Restate the full listing word for word and leave the pictures out.
>> BEGIN Material supplied
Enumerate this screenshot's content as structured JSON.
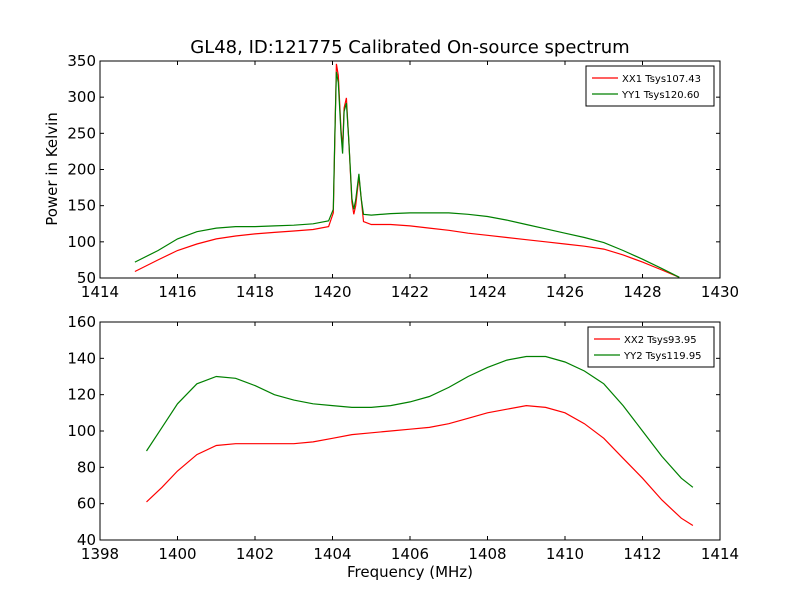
{
  "figure": {
    "title": "GL48, ID:121775 Calibrated On-source spectrum",
    "ylabel": "Power in Kelvin",
    "xlabel": "Frequency (MHz)"
  },
  "chart_data": [
    {
      "type": "line",
      "xlim": [
        1414,
        1430
      ],
      "ylim": [
        50,
        350
      ],
      "xticks": [
        1414,
        1416,
        1418,
        1420,
        1422,
        1424,
        1426,
        1428,
        1430
      ],
      "yticks": [
        50,
        100,
        150,
        200,
        250,
        300,
        350
      ],
      "legend_position": "top-right",
      "grid": false,
      "series": [
        {
          "name": "XX1 Tsys107.43",
          "color": "#ff0000",
          "points": [
            [
              1414.9,
              59
            ],
            [
              1415.5,
              75
            ],
            [
              1416,
              88
            ],
            [
              1416.5,
              97
            ],
            [
              1417,
              104
            ],
            [
              1417.5,
              108
            ],
            [
              1418,
              111
            ],
            [
              1418.5,
              113
            ],
            [
              1419,
              115
            ],
            [
              1419.5,
              117
            ],
            [
              1419.9,
              121
            ],
            [
              1420.02,
              140
            ],
            [
              1420.06,
              240
            ],
            [
              1420.1,
              346
            ],
            [
              1420.15,
              330
            ],
            [
              1420.22,
              255
            ],
            [
              1420.26,
              230
            ],
            [
              1420.3,
              285
            ],
            [
              1420.36,
              299
            ],
            [
              1420.42,
              240
            ],
            [
              1420.5,
              155
            ],
            [
              1420.55,
              138
            ],
            [
              1420.6,
              150
            ],
            [
              1420.68,
              190
            ],
            [
              1420.74,
              160
            ],
            [
              1420.8,
              128
            ],
            [
              1421,
              124
            ],
            [
              1421.5,
              124
            ],
            [
              1422,
              122
            ],
            [
              1422.5,
              119
            ],
            [
              1423,
              116
            ],
            [
              1423.5,
              112
            ],
            [
              1424,
              109
            ],
            [
              1424.5,
              106
            ],
            [
              1425,
              103
            ],
            [
              1425.5,
              100
            ],
            [
              1426,
              97
            ],
            [
              1426.5,
              94
            ],
            [
              1427,
              90
            ],
            [
              1427.5,
              82
            ],
            [
              1428,
              72
            ],
            [
              1428.5,
              61
            ],
            [
              1428.95,
              51
            ]
          ]
        },
        {
          "name": "YY1 Tsys120.60",
          "color": "#008000",
          "points": [
            [
              1414.9,
              72
            ],
            [
              1415.5,
              88
            ],
            [
              1416,
              104
            ],
            [
              1416.5,
              114
            ],
            [
              1417,
              119
            ],
            [
              1417.5,
              121
            ],
            [
              1418,
              121
            ],
            [
              1418.5,
              122
            ],
            [
              1419,
              123
            ],
            [
              1419.5,
              125
            ],
            [
              1419.9,
              129
            ],
            [
              1420.02,
              145
            ],
            [
              1420.06,
              245
            ],
            [
              1420.1,
              335
            ],
            [
              1420.15,
              320
            ],
            [
              1420.22,
              250
            ],
            [
              1420.26,
              222
            ],
            [
              1420.3,
              280
            ],
            [
              1420.36,
              292
            ],
            [
              1420.42,
              240
            ],
            [
              1420.5,
              160
            ],
            [
              1420.55,
              145
            ],
            [
              1420.6,
              158
            ],
            [
              1420.68,
              194
            ],
            [
              1420.74,
              160
            ],
            [
              1420.8,
              138
            ],
            [
              1421,
              137
            ],
            [
              1421.5,
              139
            ],
            [
              1422,
              140
            ],
            [
              1422.5,
              140
            ],
            [
              1423,
              140
            ],
            [
              1423.5,
              138
            ],
            [
              1424,
              135
            ],
            [
              1424.5,
              130
            ],
            [
              1425,
              124
            ],
            [
              1425.5,
              118
            ],
            [
              1426,
              112
            ],
            [
              1426.5,
              106
            ],
            [
              1427,
              99
            ],
            [
              1427.5,
              88
            ],
            [
              1428,
              76
            ],
            [
              1428.5,
              63
            ],
            [
              1428.95,
              51
            ]
          ]
        }
      ]
    },
    {
      "type": "line",
      "xlim": [
        1398,
        1414
      ],
      "ylim": [
        40,
        160
      ],
      "xticks": [
        1398,
        1400,
        1402,
        1404,
        1406,
        1408,
        1410,
        1412,
        1414
      ],
      "yticks": [
        40,
        60,
        80,
        100,
        120,
        140,
        160
      ],
      "legend_position": "top-right",
      "grid": false,
      "series": [
        {
          "name": "XX2 Tsys93.95",
          "color": "#ff0000",
          "points": [
            [
              1399.2,
              61
            ],
            [
              1399.6,
              69
            ],
            [
              1400,
              78
            ],
            [
              1400.5,
              87
            ],
            [
              1401,
              92
            ],
            [
              1401.5,
              93
            ],
            [
              1402,
              93
            ],
            [
              1402.5,
              93
            ],
            [
              1403,
              93
            ],
            [
              1403.5,
              94
            ],
            [
              1404,
              96
            ],
            [
              1404.5,
              98
            ],
            [
              1405,
              99
            ],
            [
              1405.5,
              100
            ],
            [
              1406,
              101
            ],
            [
              1406.5,
              102
            ],
            [
              1407,
              104
            ],
            [
              1407.5,
              107
            ],
            [
              1408,
              110
            ],
            [
              1408.5,
              112
            ],
            [
              1409,
              114
            ],
            [
              1409.5,
              113
            ],
            [
              1410,
              110
            ],
            [
              1410.5,
              104
            ],
            [
              1411,
              96
            ],
            [
              1411.5,
              85
            ],
            [
              1412,
              74
            ],
            [
              1412.5,
              62
            ],
            [
              1413,
              52
            ],
            [
              1413.3,
              48
            ]
          ]
        },
        {
          "name": "YY2 Tsys119.95",
          "color": "#008000",
          "points": [
            [
              1399.2,
              89
            ],
            [
              1399.6,
              102
            ],
            [
              1400,
              115
            ],
            [
              1400.5,
              126
            ],
            [
              1401,
              130
            ],
            [
              1401.5,
              129
            ],
            [
              1402,
              125
            ],
            [
              1402.5,
              120
            ],
            [
              1403,
              117
            ],
            [
              1403.5,
              115
            ],
            [
              1404,
              114
            ],
            [
              1404.5,
              113
            ],
            [
              1405,
              113
            ],
            [
              1405.5,
              114
            ],
            [
              1406,
              116
            ],
            [
              1406.5,
              119
            ],
            [
              1407,
              124
            ],
            [
              1407.5,
              130
            ],
            [
              1408,
              135
            ],
            [
              1408.5,
              139
            ],
            [
              1409,
              141
            ],
            [
              1409.5,
              141
            ],
            [
              1410,
              138
            ],
            [
              1410.5,
              133
            ],
            [
              1411,
              126
            ],
            [
              1411.5,
              114
            ],
            [
              1412,
              100
            ],
            [
              1412.5,
              86
            ],
            [
              1413,
              74
            ],
            [
              1413.3,
              69
            ]
          ]
        }
      ]
    }
  ]
}
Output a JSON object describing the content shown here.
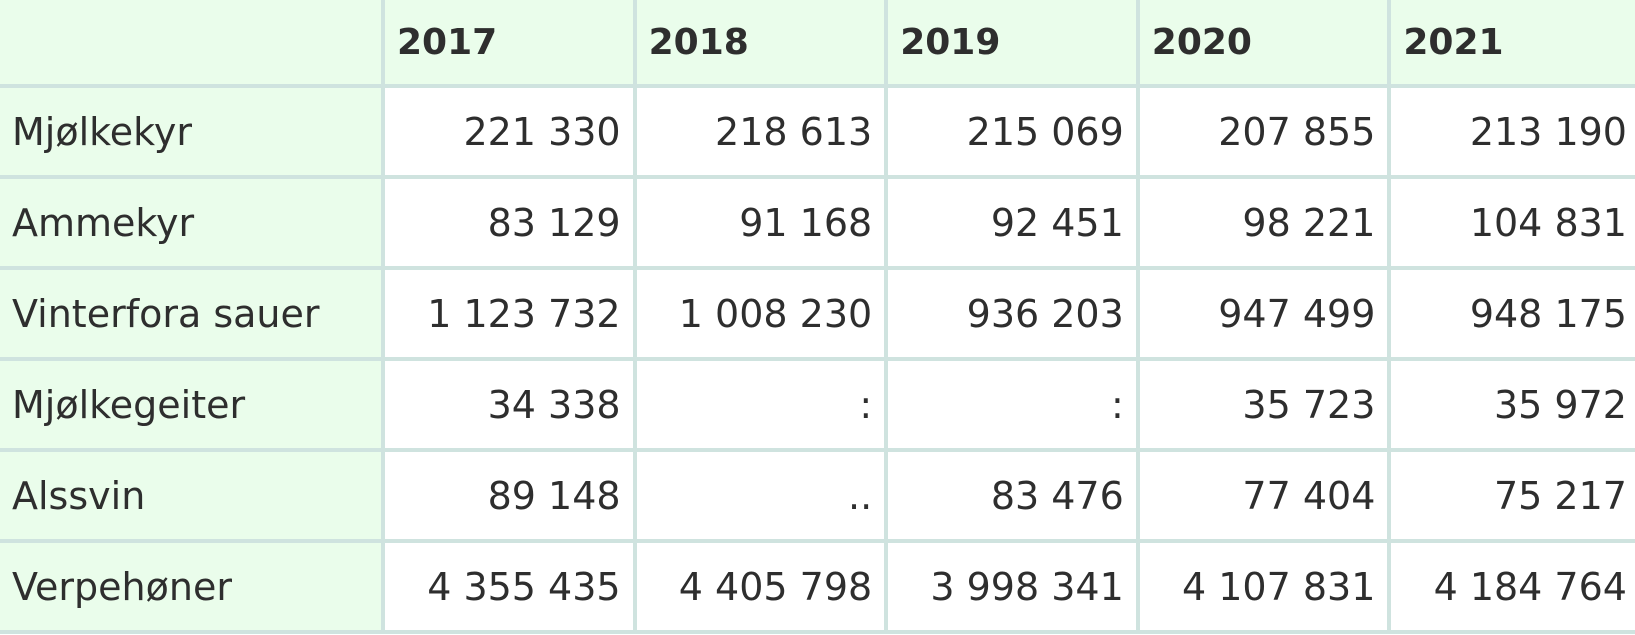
>> END Material supplied
Completed exercise
Enumerate this screenshot's content as structured JSON.
{
  "figure": {
    "title": "GL48, ID:121775 Calibrated On-source spectrum",
    "ylabel": "Power in Kelvin",
    "xlabel": "Frequency (MHz)"
  },
  "chart_data": [
    {
      "type": "line",
      "xlim": [
        1414,
        1430
      ],
      "ylim": [
        50,
        350
      ],
      "xticks": [
        1414,
        1416,
        1418,
        1420,
        1422,
        1424,
        1426,
        1428,
        1430
      ],
      "yticks": [
        50,
        100,
        150,
        200,
        250,
        300,
        350
      ],
      "legend_position": "top-right",
      "grid": false,
      "series": [
        {
          "name": "XX1 Tsys107.43",
          "color": "#ff0000",
          "points": [
            [
              1414.9,
              59
            ],
            [
              1415.5,
              75
            ],
            [
              1416,
              88
            ],
            [
              1416.5,
              97
            ],
            [
              1417,
              104
            ],
            [
              1417.5,
              108
            ],
            [
              1418,
              111
            ],
            [
              1418.5,
              113
            ],
            [
              1419,
              115
            ],
            [
              1419.5,
              117
            ],
            [
              1419.9,
              121
            ],
            [
              1420.02,
              140
            ],
            [
              1420.06,
              240
            ],
            [
              1420.1,
              346
            ],
            [
              1420.15,
              330
            ],
            [
              1420.22,
              255
            ],
            [
              1420.26,
              230
            ],
            [
              1420.3,
              285
            ],
            [
              1420.36,
              299
            ],
            [
              1420.42,
              240
            ],
            [
              1420.5,
              155
            ],
            [
              1420.55,
              138
            ],
            [
              1420.6,
              150
            ],
            [
              1420.68,
              190
            ],
            [
              1420.74,
              160
            ],
            [
              1420.8,
              128
            ],
            [
              1421,
              124
            ],
            [
              1421.5,
              124
            ],
            [
              1422,
              122
            ],
            [
              1422.5,
              119
            ],
            [
              1423,
              116
            ],
            [
              1423.5,
              112
            ],
            [
              1424,
              109
            ],
            [
              1424.5,
              106
            ],
            [
              1425,
              103
            ],
            [
              1425.5,
              100
            ],
            [
              1426,
              97
            ],
            [
              1426.5,
              94
            ],
            [
              1427,
              90
            ],
            [
              1427.5,
              82
            ],
            [
              1428,
              72
            ],
            [
              1428.5,
              61
            ],
            [
              1428.95,
              51
            ]
          ]
        },
        {
          "name": "YY1 Tsys120.60",
          "color": "#008000",
          "points": [
            [
              1414.9,
              72
            ],
            [
              1415.5,
              88
            ],
            [
              1416,
              104
            ],
            [
              1416.5,
              114
            ],
            [
              1417,
              119
            ],
            [
              1417.5,
              121
            ],
            [
              1418,
              121
            ],
            [
              1418.5,
              122
            ],
            [
              1419,
              123
            ],
            [
              1419.5,
              125
            ],
            [
              1419.9,
              129
            ],
            [
              1420.02,
              145
            ],
            [
              1420.06,
              245
            ],
            [
              1420.1,
              335
            ],
            [
              1420.15,
              320
            ],
            [
              1420.22,
              250
            ],
            [
              1420.26,
              222
            ],
            [
              1420.3,
              280
            ],
            [
              1420.36,
              292
            ],
            [
              1420.42,
              240
            ],
            [
              1420.5,
              160
            ],
            [
              1420.55,
              145
            ],
            [
              1420.6,
              158
            ],
            [
              1420.68,
              194
            ],
            [
              1420.74,
              160
            ],
            [
              1420.8,
              138
            ],
            [
              1421,
              137
            ],
            [
              1421.5,
              139
            ],
            [
              1422,
              140
            ],
            [
              1422.5,
              140
            ],
            [
              1423,
              140
            ],
            [
              1423.5,
              138
            ],
            [
              1424,
              135
            ],
            [
              1424.5,
              130
            ],
            [
              1425,
              124
            ],
            [
              1425.5,
              118
            ],
            [
              1426,
              112
            ],
            [
              1426.5,
              106
            ],
            [
              1427,
              99
            ],
            [
              1427.5,
              88
            ],
            [
              1428,
              76
            ],
            [
              1428.5,
              63
            ],
            [
              1428.95,
              51
            ]
          ]
        }
      ]
    },
    {
      "type": "line",
      "xlim": [
        1398,
        1414
      ],
      "ylim": [
        40,
        160
      ],
      "xticks": [
        1398,
        1400,
        1402,
        1404,
        1406,
        1408,
        1410,
        1412,
        1414
      ],
      "yticks": [
        40,
        60,
        80,
        100,
        120,
        140,
        160
      ],
      "legend_position": "top-right",
      "grid": false,
      "series": [
        {
          "name": "XX2 Tsys93.95",
          "color": "#ff0000",
          "points": [
            [
              1399.2,
              61
            ],
            [
              1399.6,
              69
            ],
            [
              1400,
              78
            ],
            [
              1400.5,
              87
            ],
            [
              1401,
              92
            ],
            [
              1401.5,
              93
            ],
            [
              1402,
              93
            ],
            [
              1402.5,
              93
            ],
            [
              1403,
              93
            ],
            [
              1403.5,
              94
            ],
            [
              1404,
              96
            ],
            [
              1404.5,
              98
            ],
            [
              1405,
              99
            ],
            [
              1405.5,
              100
            ],
            [
              1406,
              101
            ],
            [
              1406.5,
              102
            ],
            [
              1407,
              104
            ],
            [
              1407.5,
              107
            ],
            [
              1408,
              110
            ],
            [
              1408.5,
              112
            ],
            [
              1409,
              114
            ],
            [
              1409.5,
              113
            ],
            [
              1410,
              110
            ],
            [
              1410.5,
              104
            ],
            [
              1411,
              96
            ],
            [
              1411.5,
              85
            ],
            [
              1412,
              74
            ],
            [
              1412.5,
              62
            ],
            [
              1413,
              52
            ],
            [
              1413.3,
              48
            ]
          ]
        },
        {
          "name": "YY2 Tsys119.95",
          "color": "#008000",
          "points": [
            [
              1399.2,
              89
            ],
            [
              1399.6,
              102
            ],
            [
              1400,
              115
            ],
            [
              1400.5,
              126
            ],
            [
              1401,
              130
            ],
            [
              1401.5,
              129
            ],
            [
              1402,
              125
            ],
            [
              1402.5,
              120
            ],
            [
              1403,
              117
            ],
            [
              1403.5,
              115
            ],
            [
              1404,
              114
            ],
            [
              1404.5,
              113
            ],
            [
              1405,
              113
            ],
            [
              1405.5,
              114
            ],
            [
              1406,
              116
            ],
            [
              1406.5,
              119
            ],
            [
              1407,
              124
            ],
            [
              1407.5,
              130
            ],
            [
              1408,
              135
            ],
            [
              1408.5,
              139
            ],
            [
              1409,
              141
            ],
            [
              1409.5,
              141
            ],
            [
              1410,
              138
            ],
            [
              1410.5,
              133
            ],
            [
              1411,
              126
            ],
            [
              1411.5,
              114
            ],
            [
              1412,
              100
            ],
            [
              1412.5,
              86
            ],
            [
              1413,
              74
            ],
            [
              1413.3,
              69
            ]
          ]
        }
      ]
    }
  ]
}
Output a JSON object describing the content shown here.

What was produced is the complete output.